**What is needed**.
Quote the entries in full, character for character, without their images.

---------- Given information ----------

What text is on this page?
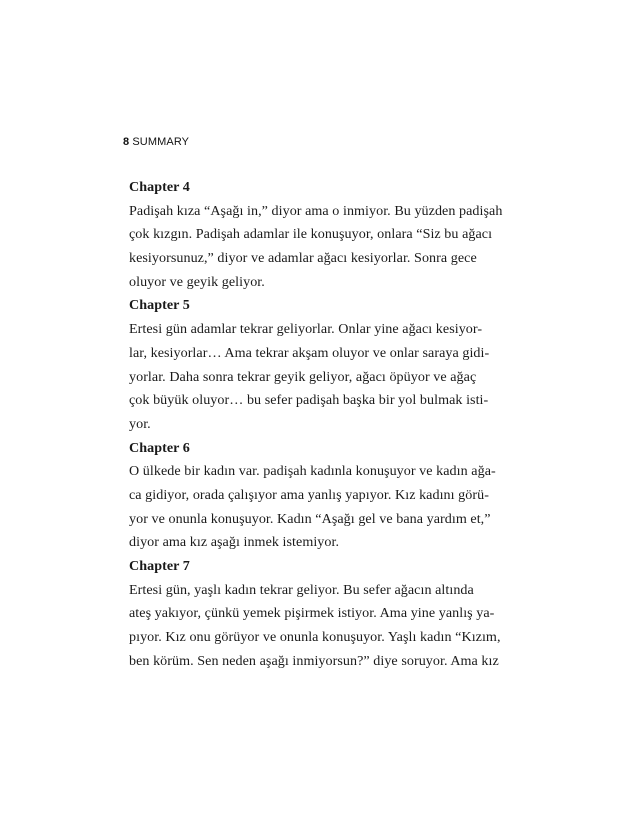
8 SUMMARY
Chapter 4
Padişah kıza “Aşağı in,” diyor ama o inmiyor. Bu yüzden padişah
çok kızgın. Padişah adamlar ile konuşuyor, onlara “Siz bu ağacı
kesiyorsunuz,” diyor ve adamlar ağacı kesiyorlar. Sonra gece
oluyor ve geyik geliyor.
Chapter 5
Ertesi gün adamlar tekrar geliyorlar. Onlar yine ağacı kesiyor-
lar, kesiyorlar… Ama tekrar akşam oluyor ve onlar saraya gidi-
yorlar. Daha sonra tekrar geyik geliyor, ağacı öpüyor ve ağaç
çok büyük oluyor… bu sefer padişah başka bir yol bulmak isti-
yor.
Chapter 6
O ülkede bir kadın var. padişah kadınla konuşuyor ve kadın ağa-
ca gidiyor, orada çalışıyor ama yanlış yapıyor. Kız kadını görü-
yor ve onunla konuşuyor. Kadın “Aşağı gel ve bana yardım et,”
diyor ama kız aşağı inmek istemiyor.
Chapter 7
Ertesi gün, yaşlı kadın tekrar geliyor. Bu sefer ağacın altında
ateş yakıyor, çünkü yemek pişirmek istiyor. Ama yine yanlış ya-
pıyor. Kız onu görüyor ve onunla konuşuyor. Yaşlı kadın “Kızım,
ben körüm. Sen neden aşağı inmiyorsun?” diye soruyor. Ama kız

----------

**The reply**.
What text is on this page?
8 SUMMARY
Chapter 4
Padişah kıza “Aşağı in,” diyor ama o inmiyor. Bu yüzden padişah
çok kızgın. Padişah adamlar ile konuşuyor, onlara “Siz bu ağacı
kesiyorsunuz,” diyor ve adamlar ağacı kesiyorlar. Sonra gece
oluyor ve geyik geliyor.
Chapter 5
Ertesi gün adamlar tekrar geliyorlar. Onlar yine ağacı kesiyor-
lar, kesiyorlar… Ama tekrar akşam oluyor ve onlar saraya gidi-
yorlar. Daha sonra tekrar geyik geliyor, ağacı öpüyor ve ağaç
çok büyük oluyor… bu sefer padişah başka bir yol bulmak isti-
yor.
Chapter 6
O ülkede bir kadın var. padişah kadınla konuşuyor ve kadın ağa-
ca gidiyor, orada çalışıyor ama yanlış yapıyor. Kız kadını görü-
yor ve onunla konuşuyor. Kadın “Aşağı gel ve bana yardım et,”
diyor ama kız aşağı inmek istemiyor.
Chapter 7
Ertesi gün, yaşlı kadın tekrar geliyor. Bu sefer ağacın altında
ateş yakıyor, çünkü yemek pişirmek istiyor. Ama yine yanlış ya-
pıyor. Kız onu görüyor ve onunla konuşuyor. Yaşlı kadın “Kızım,
ben körüm. Sen neden aşağı inmiyorsun?” diye soruyor. Ama kız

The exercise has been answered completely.